Goal of the exercise:
Pick out and copy every line below that has the word "note".

Dataset listings of figures:
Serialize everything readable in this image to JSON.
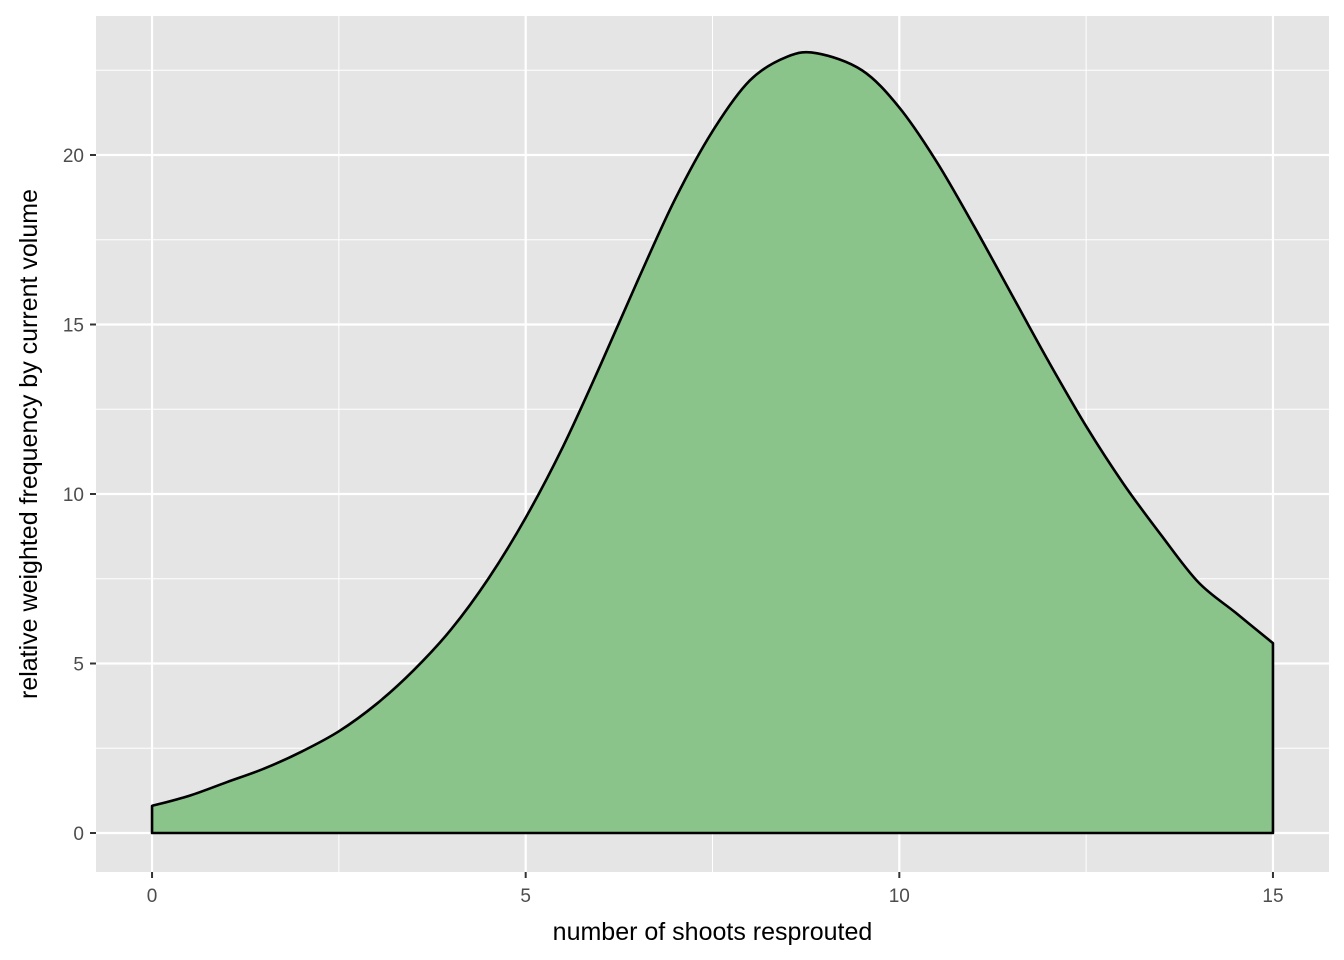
{
  "chart_data": {
    "type": "area",
    "title": "",
    "xlabel": "number of shoots resprouted",
    "ylabel": "relative weighted frequency by current volume",
    "xlim": [
      -0.75,
      15.75
    ],
    "ylim": [
      -1.15,
      24.1
    ],
    "x_ticks": [
      0,
      5,
      10,
      15
    ],
    "x_tick_labels": [
      "0",
      "5",
      "10",
      "15"
    ],
    "y_ticks": [
      0,
      5,
      10,
      15,
      20
    ],
    "y_tick_labels": [
      "0",
      "5",
      "10",
      "15",
      "20"
    ],
    "grid": true,
    "legend": "none",
    "series": [
      {
        "x": [
          0,
          0.5,
          1,
          1.5,
          2,
          2.5,
          3,
          3.5,
          4,
          4.5,
          5,
          5.5,
          6,
          6.5,
          7,
          7.5,
          8,
          8.5,
          8.9,
          9.5,
          10,
          10.5,
          11,
          11.5,
          12,
          12.5,
          13,
          13.5,
          14,
          14.5,
          15
        ],
        "y": [
          0.8,
          1.1,
          1.5,
          1.9,
          2.4,
          3.0,
          3.8,
          4.8,
          6.0,
          7.5,
          9.3,
          11.4,
          13.8,
          16.3,
          18.7,
          20.7,
          22.2,
          22.9,
          23.0,
          22.5,
          21.4,
          19.8,
          17.9,
          15.9,
          13.9,
          12.0,
          10.3,
          8.8,
          7.4,
          6.5,
          5.6
        ]
      }
    ],
    "colors": {
      "panel": "#e5e5e5",
      "grid": "#ffffff",
      "fill": "#8bc48a",
      "outline": "#000000",
      "tick_text": "#4d4d4d",
      "axis_title": "#000000"
    }
  }
}
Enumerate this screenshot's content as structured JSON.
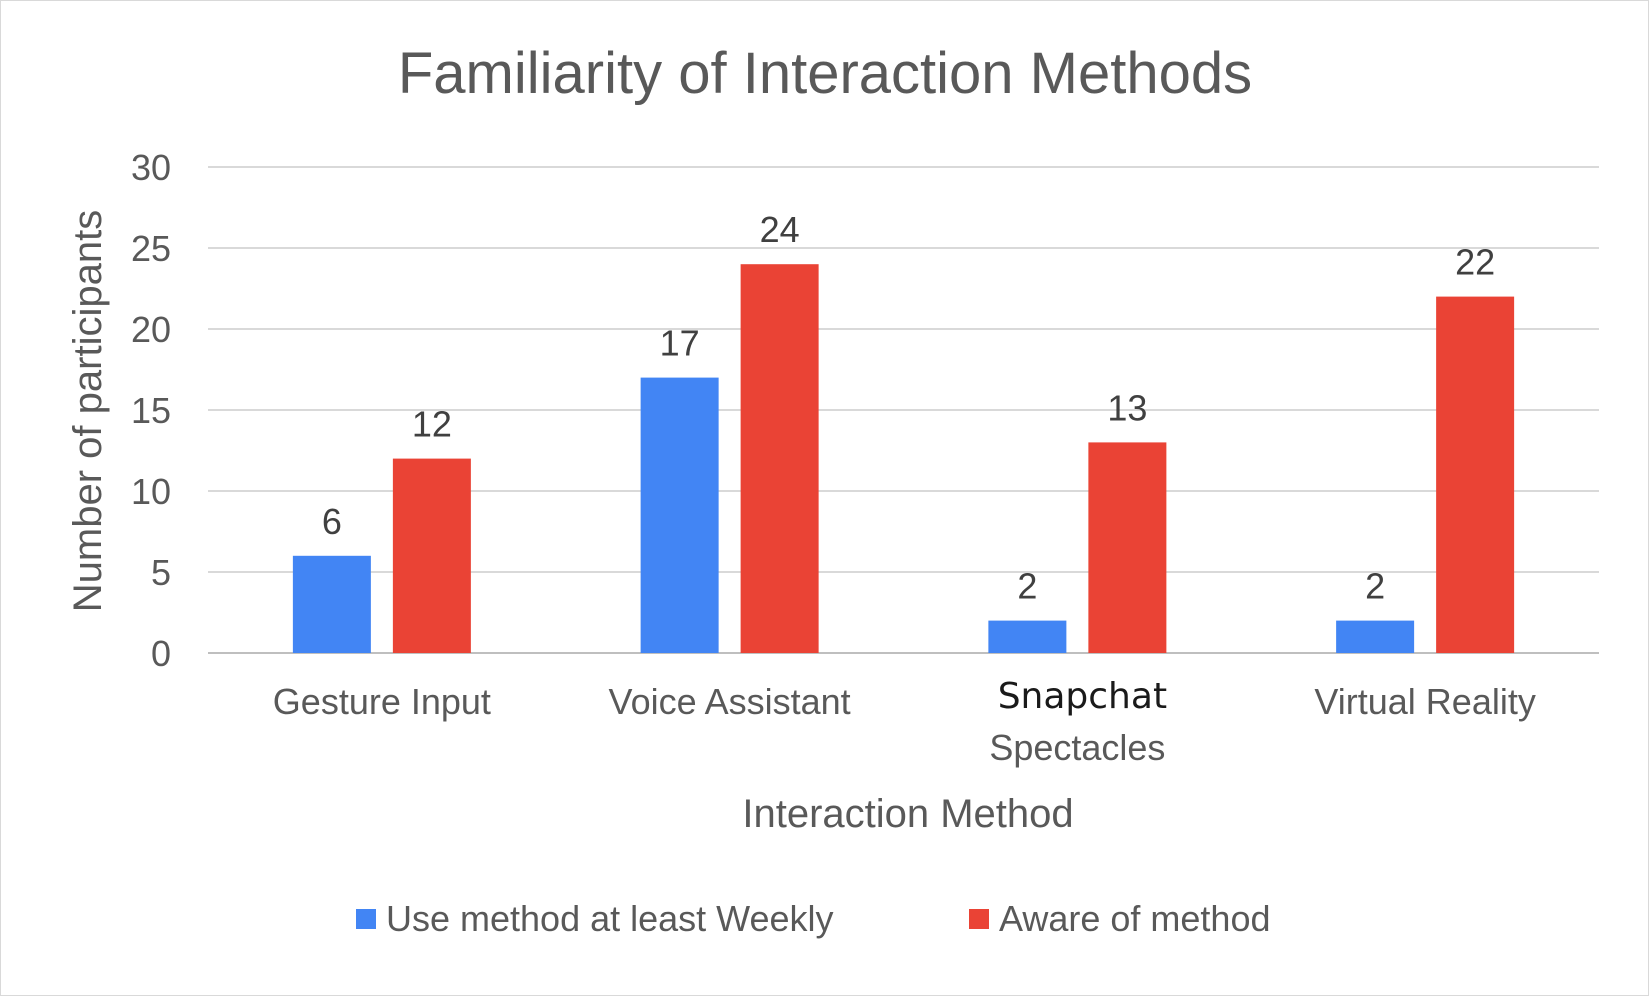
{
  "chart_data": {
    "type": "bar",
    "title": "Familiarity of Interaction Methods",
    "xlabel": "Interaction Method",
    "ylabel": "Number of participants",
    "ylim": [
      0,
      30
    ],
    "yticks": [
      "0",
      "5",
      "10",
      "15",
      "20",
      "25",
      "30"
    ],
    "grid": true,
    "legend_position": "bottom",
    "categories": [
      {
        "line1": "Gesture Input",
        "line2": ""
      },
      {
        "line1": "Voice Assistant",
        "line2": ""
      },
      {
        "line1": "Snapchat",
        "line2": "Spectacles"
      },
      {
        "line1": "Virtual Reality",
        "line2": ""
      }
    ],
    "series": [
      {
        "name": "Use method at least Weekly",
        "color": "#4285f4",
        "values": [
          6,
          17,
          2,
          2
        ]
      },
      {
        "name": "Aware of method",
        "color": "#ea4335",
        "values": [
          12,
          24,
          13,
          22
        ]
      }
    ]
  }
}
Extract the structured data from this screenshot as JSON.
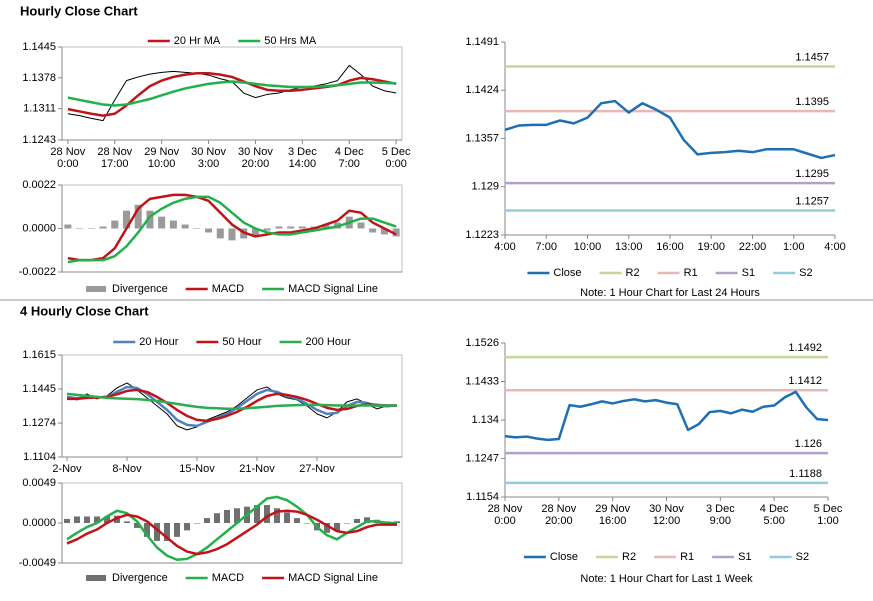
{
  "chart_data": [
    {
      "type": "line",
      "title": "Hourly Close Chart",
      "categories": [
        [
          "28 Nov",
          "0:00"
        ],
        null,
        null,
        null,
        [
          "28 Nov",
          "17:00"
        ],
        null,
        null,
        null,
        [
          "29 Nov",
          "10:00"
        ],
        null,
        null,
        null,
        [
          "30 Nov",
          "3:00"
        ],
        null,
        null,
        null,
        [
          "30 Nov",
          "20:00"
        ],
        null,
        null,
        null,
        [
          "3 Dec",
          "14:00"
        ],
        null,
        null,
        null,
        [
          "4 Dec",
          "7:00"
        ],
        null,
        null,
        null,
        [
          "5 Dec",
          "0:00"
        ]
      ],
      "ylim": [
        1.1243,
        1.1445
      ],
      "yticks": [
        1.1243,
        1.1311,
        1.1378,
        1.1445
      ],
      "grid": false,
      "series": [
        {
          "color": "#000000",
          "values": [
            1.13,
            1.1296,
            1.129,
            1.1285,
            1.133,
            1.1372,
            1.138,
            1.1386,
            1.139,
            1.1392,
            1.139,
            1.1388,
            1.1384,
            1.1376,
            1.137,
            1.1345,
            1.1335,
            1.1342,
            1.1345,
            1.1352,
            1.1358,
            1.136,
            1.1365,
            1.1372,
            1.1405,
            1.1385,
            1.136,
            1.135,
            1.1345
          ]
        },
        {
          "name": "20 Hr MA",
          "color": "#c0141b",
          "values": [
            1.131,
            1.1305,
            1.13,
            1.1296,
            1.13,
            1.1318,
            1.134,
            1.136,
            1.1372,
            1.138,
            1.1385,
            1.1388,
            1.1388,
            1.1385,
            1.138,
            1.137,
            1.136,
            1.1352,
            1.135,
            1.135,
            1.1352,
            1.1355,
            1.1358,
            1.1362,
            1.1372,
            1.1378,
            1.1375,
            1.137,
            1.1365
          ]
        },
        {
          "name": "50 Hrs MA",
          "color": "#22b04b",
          "values": [
            1.1335,
            1.133,
            1.1325,
            1.132,
            1.1318,
            1.132,
            1.1326,
            1.1332,
            1.134,
            1.1348,
            1.1355,
            1.136,
            1.1365,
            1.1368,
            1.137,
            1.1368,
            1.1365,
            1.1362,
            1.136,
            1.1358,
            1.1358,
            1.1358,
            1.136,
            1.1362,
            1.1365,
            1.1368,
            1.1368,
            1.1367,
            1.1366
          ]
        }
      ]
    },
    {
      "type": "line",
      "categories": [
        null,
        null,
        null,
        null,
        null,
        null,
        null,
        null,
        null,
        null,
        null,
        null,
        null,
        null,
        null,
        null,
        null,
        null,
        null,
        null,
        null,
        null,
        null,
        null,
        null,
        null,
        null,
        null,
        null
      ],
      "ylim": [
        -0.0022,
        0.0022
      ],
      "yticks": [
        {
          "value": -0.0022,
          "label": "-0.0022"
        },
        {
          "value": 0,
          "label": "0.0000"
        },
        {
          "value": 0.0022,
          "label": "0.0022"
        }
      ],
      "grid": false,
      "series": [
        {
          "name": "Divergence",
          "style": "bar",
          "color": "#9a9a9a",
          "values": [
            0.0002,
            0,
            0,
            0.0001,
            0.0004,
            0.0009,
            0.0012,
            0.0009,
            0.0006,
            0.0004,
            0.0002,
            0,
            -0.0002,
            -0.0005,
            -0.0006,
            -0.0005,
            -0.0004,
            -0.0001,
            0.0001,
            0.0001,
            0.0001,
            0.0001,
            0.0002,
            0.0003,
            0.0006,
            0.0003,
            -0.0002,
            -0.0003,
            -0.0004
          ]
        },
        {
          "name": "MACD",
          "color": "#c0141b",
          "values": [
            -0.0015,
            -0.0016,
            -0.0016,
            -0.0015,
            -0.001,
            0,
            0.001,
            0.0015,
            0.0016,
            0.0017,
            0.0017,
            0.0016,
            0.0014,
            0.0008,
            0.0002,
            -0.0002,
            -0.0004,
            -0.0003,
            -0.0002,
            -0.0002,
            -0.0001,
            0,
            0.0002,
            0.0004,
            0.0009,
            0.0008,
            0.0003,
            0,
            -0.0003
          ]
        },
        {
          "name": "MACD Signal Line",
          "color": "#22b04b",
          "values": [
            -0.0017,
            -0.0016,
            -0.0016,
            -0.0016,
            -0.0014,
            -0.0009,
            -0.0002,
            0.0006,
            0.001,
            0.0013,
            0.0015,
            0.0016,
            0.0016,
            0.0013,
            0.0008,
            0.0003,
            0,
            -0.0002,
            -0.0003,
            -0.0003,
            -0.0002,
            -0.0001,
            0,
            0.0001,
            0.0003,
            0.0005,
            0.0005,
            0.0003,
            0.0001
          ]
        }
      ]
    },
    {
      "type": "line",
      "note": "Note: 1 Hour Chart for Last 24 Hours",
      "categories": [
        "4:00",
        null,
        null,
        "7:00",
        null,
        null,
        "10:00",
        null,
        null,
        "13:00",
        null,
        null,
        "16:00",
        null,
        null,
        "19:00",
        null,
        null,
        "22:00",
        null,
        null,
        "1:00",
        null,
        null,
        "4:00"
      ],
      "ylim": [
        1.1223,
        1.1491
      ],
      "yticks": [
        1.1223,
        1.129,
        1.1357,
        1.1424,
        1.1491
      ],
      "grid": false,
      "series": [
        {
          "name": "Close",
          "color": "#1f6fb4",
          "values": [
            1.1369,
            1.1375,
            1.1376,
            1.1376,
            1.1382,
            1.1378,
            1.1386,
            1.1406,
            1.1409,
            1.1393,
            1.1406,
            1.1397,
            1.1386,
            1.1355,
            1.1335,
            1.1337,
            1.1338,
            1.134,
            1.1338,
            1.1342,
            1.1342,
            1.1342,
            1.1336,
            1.133,
            1.1334
          ]
        }
      ],
      "reference_lines": [
        {
          "name": "R2",
          "value": 1.1457,
          "color": "#c3d69b"
        },
        {
          "name": "R1",
          "value": 1.1395,
          "color": "#e6b9b8"
        },
        {
          "name": "S1",
          "value": 1.1295,
          "color": "#b3a2c7"
        },
        {
          "name": "S2",
          "value": 1.1257,
          "color": "#93cddd"
        }
      ]
    },
    {
      "type": "line",
      "title": "4 Hourly Close Chart",
      "categories": [
        "2-Nov",
        null,
        null,
        null,
        null,
        null,
        "8-Nov",
        null,
        null,
        null,
        null,
        null,
        null,
        "15-Nov",
        null,
        null,
        null,
        null,
        null,
        "21-Nov",
        null,
        null,
        null,
        null,
        null,
        "27-Nov",
        null,
        null,
        null,
        null,
        null,
        null,
        null,
        null
      ],
      "ylim": [
        1.1104,
        1.1615
      ],
      "yticks": [
        1.1104,
        1.1274,
        1.1445,
        1.1615
      ],
      "grid": false,
      "series": [
        {
          "color": "#000000",
          "values": [
            1.14,
            1.139,
            1.142,
            1.1395,
            1.141,
            1.145,
            1.1475,
            1.144,
            1.14,
            1.136,
            1.132,
            1.126,
            1.124,
            1.1255,
            1.129,
            1.131,
            1.133,
            1.136,
            1.14,
            1.144,
            1.1455,
            1.142,
            1.14,
            1.139,
            1.136,
            1.132,
            1.13,
            1.133,
            1.138,
            1.1395,
            1.137,
            1.1345,
            1.136,
            1.1365
          ]
        },
        {
          "name": "20 Hour",
          "color": "#4f81bd",
          "values": [
            1.1405,
            1.1398,
            1.1405,
            1.1402,
            1.1405,
            1.143,
            1.1455,
            1.145,
            1.142,
            1.138,
            1.134,
            1.129,
            1.1265,
            1.126,
            1.128,
            1.13,
            1.132,
            1.135,
            1.1385,
            1.142,
            1.144,
            1.143,
            1.141,
            1.1395,
            1.137,
            1.134,
            1.132,
            1.1325,
            1.136,
            1.138,
            1.1375,
            1.136,
            1.1358,
            1.1362
          ]
        },
        {
          "name": "50 Hour",
          "color": "#c0141b",
          "values": [
            1.1395,
            1.1395,
            1.14,
            1.1402,
            1.1405,
            1.1418,
            1.1435,
            1.144,
            1.143,
            1.1405,
            1.1375,
            1.134,
            1.131,
            1.129,
            1.1285,
            1.1295,
            1.131,
            1.133,
            1.1355,
            1.1385,
            1.141,
            1.142,
            1.1415,
            1.1405,
            1.139,
            1.137,
            1.135,
            1.134,
            1.1345,
            1.136,
            1.1368,
            1.1365,
            1.1362,
            1.1362
          ]
        },
        {
          "name": "200 Hour",
          "color": "#2dab4f",
          "values": [
            1.142,
            1.1415,
            1.141,
            1.1405,
            1.14,
            1.1398,
            1.1396,
            1.1394,
            1.139,
            1.1385,
            1.1378,
            1.137,
            1.1362,
            1.1355,
            1.135,
            1.1348,
            1.1346,
            1.1346,
            1.1348,
            1.1352,
            1.1356,
            1.136,
            1.1362,
            1.1364,
            1.1365,
            1.1365,
            1.1364,
            1.1362,
            1.1362,
            1.1362,
            1.1362,
            1.1362,
            1.1362,
            1.1362
          ]
        }
      ]
    },
    {
      "type": "line",
      "categories": [
        null,
        null,
        null,
        null,
        null,
        null,
        null,
        null,
        null,
        null,
        null,
        null,
        null,
        null,
        null,
        null,
        null,
        null,
        null,
        null,
        null,
        null,
        null,
        null,
        null,
        null,
        null,
        null,
        null,
        null,
        null,
        null,
        null,
        null
      ],
      "ylim": [
        -0.0049,
        0.0049
      ],
      "yticks": [
        {
          "value": -0.0049,
          "label": "-0.0049"
        },
        {
          "value": 0,
          "label": "0.0000"
        },
        {
          "value": 0.0049,
          "label": "0.0049"
        }
      ],
      "grid": false,
      "series": [
        {
          "name": "Divergence",
          "style": "bar",
          "color": "#6f6f6f",
          "values": [
            0.0005,
            0.0008,
            0.0008,
            0.0008,
            0.0008,
            0.0009,
            0.0002,
            -0.0006,
            -0.0017,
            -0.0022,
            -0.0022,
            -0.0017,
            -0.0009,
            0,
            0.0006,
            0.0012,
            0.0016,
            0.0018,
            0.002,
            0.0022,
            0.0022,
            0.0018,
            0.0013,
            0.0006,
            0,
            -0.0009,
            -0.0012,
            -0.001,
            0,
            0.0005,
            0.0007,
            0.0004,
            0.0002,
            0.0002
          ]
        },
        {
          "name": "MACD",
          "color": "#22b04b",
          "values": [
            -0.002,
            -0.0012,
            -0.0005,
            0,
            0.0008,
            0.0015,
            0.0012,
            0.0002,
            -0.0015,
            -0.003,
            -0.004,
            -0.0045,
            -0.0044,
            -0.0038,
            -0.003,
            -0.002,
            -0.001,
            0,
            0.001,
            0.002,
            0.003,
            0.0032,
            0.0028,
            0.002,
            0.001,
            -0.0005,
            -0.0015,
            -0.002,
            -0.0012,
            -0.0005,
            0.0002,
            0.0002,
            0,
            0
          ]
        },
        {
          "name": "MACD Signal Line",
          "color": "#c0141b",
          "values": [
            -0.0025,
            -0.002,
            -0.0013,
            -0.0008,
            0,
            0.0006,
            0.001,
            0.0008,
            0.0002,
            -0.0008,
            -0.0018,
            -0.0028,
            -0.0035,
            -0.0038,
            -0.0036,
            -0.0032,
            -0.0026,
            -0.0018,
            -0.001,
            -0.0002,
            0.0008,
            0.0014,
            0.0015,
            0.0014,
            0.001,
            0.0004,
            -0.0003,
            -0.001,
            -0.0012,
            -0.001,
            -0.0005,
            -0.0002,
            -0.0002,
            -0.0002
          ]
        }
      ]
    },
    {
      "type": "line",
      "note": "Note: 1 Hour Chart for Last 1 Week",
      "categories": [
        [
          "28 Nov",
          "0:00"
        ],
        null,
        null,
        null,
        null,
        [
          "28 Nov",
          "20:00"
        ],
        null,
        null,
        null,
        null,
        [
          "29 Nov",
          "16:00"
        ],
        null,
        null,
        null,
        null,
        [
          "30 Nov",
          "12:00"
        ],
        null,
        null,
        null,
        null,
        [
          "3 Dec",
          "9:00"
        ],
        null,
        null,
        null,
        null,
        [
          "4 Dec",
          "5:00"
        ],
        null,
        null,
        null,
        null,
        [
          "5 Dec",
          "1:00"
        ]
      ],
      "ylim": [
        1.1154,
        1.1526
      ],
      "yticks": [
        1.1154,
        1.1247,
        1.134,
        1.1433,
        1.1526
      ],
      "grid": false,
      "series": [
        {
          "name": "Close",
          "color": "#1f6fb4",
          "values": [
            1.1301,
            1.1298,
            1.13,
            1.1295,
            1.1292,
            1.1294,
            1.1376,
            1.1372,
            1.1378,
            1.1385,
            1.138,
            1.1386,
            1.139,
            1.1385,
            1.1388,
            1.1382,
            1.1378,
            1.1316,
            1.133,
            1.1359,
            1.1362,
            1.1356,
            1.1365,
            1.136,
            1.1372,
            1.1375,
            1.1395,
            1.1408,
            1.137,
            1.1342,
            1.134
          ]
        }
      ],
      "reference_lines": [
        {
          "name": "R2",
          "value": 1.1492,
          "color": "#c3d69b"
        },
        {
          "name": "R1",
          "value": 1.1412,
          "color": "#e6b9b8"
        },
        {
          "name": "S1",
          "value": 1.126,
          "color": "#b3a2c7"
        },
        {
          "name": "S2",
          "value": 1.1188,
          "color": "#93cddd"
        }
      ]
    }
  ]
}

Task result:
      "note": "Note: 1 Hour Chart for Last 24 Hours",
      "note": "Note: 1 Hour Chart for Last 1 Week",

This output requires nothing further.